── Input for this task
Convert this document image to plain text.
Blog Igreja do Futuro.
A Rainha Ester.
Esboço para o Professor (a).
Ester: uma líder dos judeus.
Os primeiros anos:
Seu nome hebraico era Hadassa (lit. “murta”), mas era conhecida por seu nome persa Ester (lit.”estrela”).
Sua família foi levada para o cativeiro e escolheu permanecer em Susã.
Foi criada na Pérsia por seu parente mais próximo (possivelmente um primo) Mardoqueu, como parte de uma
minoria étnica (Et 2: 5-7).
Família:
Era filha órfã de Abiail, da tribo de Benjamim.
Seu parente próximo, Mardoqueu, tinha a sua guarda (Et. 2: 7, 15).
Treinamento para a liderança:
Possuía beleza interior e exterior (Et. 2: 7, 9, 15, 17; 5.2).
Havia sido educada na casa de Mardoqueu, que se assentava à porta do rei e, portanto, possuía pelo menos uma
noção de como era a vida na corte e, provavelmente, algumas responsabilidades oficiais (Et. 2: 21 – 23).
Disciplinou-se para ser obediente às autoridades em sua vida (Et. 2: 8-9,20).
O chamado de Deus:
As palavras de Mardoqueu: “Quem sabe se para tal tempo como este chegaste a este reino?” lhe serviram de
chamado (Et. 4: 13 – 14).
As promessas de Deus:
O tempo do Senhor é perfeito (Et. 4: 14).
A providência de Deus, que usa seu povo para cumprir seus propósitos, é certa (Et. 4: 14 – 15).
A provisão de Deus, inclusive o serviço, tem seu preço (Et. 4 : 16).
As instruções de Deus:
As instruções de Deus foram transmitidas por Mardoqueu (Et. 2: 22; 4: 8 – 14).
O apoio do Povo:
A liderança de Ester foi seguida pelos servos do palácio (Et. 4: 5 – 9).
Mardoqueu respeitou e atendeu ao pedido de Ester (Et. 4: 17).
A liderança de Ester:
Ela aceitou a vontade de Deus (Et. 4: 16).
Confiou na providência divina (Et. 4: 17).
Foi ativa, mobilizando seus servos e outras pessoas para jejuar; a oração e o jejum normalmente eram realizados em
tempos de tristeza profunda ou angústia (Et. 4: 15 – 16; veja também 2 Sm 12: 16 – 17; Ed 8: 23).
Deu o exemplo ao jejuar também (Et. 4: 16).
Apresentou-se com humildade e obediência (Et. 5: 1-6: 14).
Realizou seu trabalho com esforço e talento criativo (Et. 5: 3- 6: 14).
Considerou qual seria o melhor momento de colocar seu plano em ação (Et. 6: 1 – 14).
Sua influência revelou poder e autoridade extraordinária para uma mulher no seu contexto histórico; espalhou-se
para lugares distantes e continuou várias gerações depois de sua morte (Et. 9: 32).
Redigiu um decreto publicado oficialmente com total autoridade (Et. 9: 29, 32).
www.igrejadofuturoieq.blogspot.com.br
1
────
* [Goal] Above are some records. Print them all exactly.

* [Correct response]
Convert this document image to plain text.
Blog Igreja do Futuro.
A Rainha Ester.
Esboço para o Professor (a).
Ester: uma líder dos judeus.
Os primeiros anos:
Seu nome hebraico era Hadassa (lit. “murta”), mas era conhecida por seu nome persa Ester (lit.”estrela”).
Sua família foi levada para o cativeiro e escolheu permanecer em Susã.
Foi criada na Pérsia por seu parente mais próximo (possivelmente um primo) Mardoqueu, como parte de uma
minoria étnica (Et 2: 5-7).
Família:
Era filha órfã de Abiail, da tribo de Benjamim.
Seu parente próximo, Mardoqueu, tinha a sua guarda (Et. 2: 7, 15).
Treinamento para a liderança:
Possuía beleza interior e exterior (Et. 2: 7, 9, 15, 17; 5.2).
Havia sido educada na casa de Mardoqueu, que se assentava à porta do rei e, portanto, possuía pelo menos uma
noção de como era a vida na corte e, provavelmente, algumas responsabilidades oficiais (Et. 2: 21 – 23).
Disciplinou-se para ser obediente às autoridades em sua vida (Et. 2: 8-9,20).
O chamado de Deus:
As palavras de Mardoqueu: “Quem sabe se para tal tempo como este chegaste a este reino?” lhe serviram de
chamado (Et. 4: 13 – 14).
As promessas de Deus:
O tempo do Senhor é perfeito (Et. 4: 14).
A providência de Deus, que usa seu povo para cumprir seus propósitos, é certa (Et. 4: 14 – 15).
A provisão de Deus, inclusive o serviço, tem seu preço (Et. 4 : 16).
As instruções de Deus:
As instruções de Deus foram transmitidas por Mardoqueu (Et. 2: 22; 4: 8 – 14).
O apoio do Povo:
A liderança de Ester foi seguida pelos servos do palácio (Et. 4: 5 – 9).
Mardoqueu respeitou e atendeu ao pedido de Ester (Et. 4: 17).
A liderança de Ester:
Ela aceitou a vontade de Deus (Et. 4: 16).
Confiou na providência divina (Et. 4: 17).
Foi ativa, mobilizando seus servos e outras pessoas para jejuar; a oração e o jejum normalmente eram realizados em
tempos de tristeza profunda ou angústia (Et. 4: 15 – 16; veja também 2 Sm 12: 16 – 17; Ed 8: 23).
Deu o exemplo ao jejuar também (Et. 4: 16).
Apresentou-se com humildade e obediência (Et. 5: 1-6: 14).
Realizou seu trabalho com esforço e talento criativo (Et. 5: 3- 6: 14).
Considerou qual seria o melhor momento de colocar seu plano em ação (Et. 6: 1 – 14).
Sua influência revelou poder e autoridade extraordinária para uma mulher no seu contexto histórico; espalhou-se
para lugares distantes e continuou várias gerações depois de sua morte (Et. 9: 32).
Redigiu um decreto publicado oficialmente com total autoridade (Et. 9: 29, 32).
www.igrejadofuturoieq.blogspot.com.br
1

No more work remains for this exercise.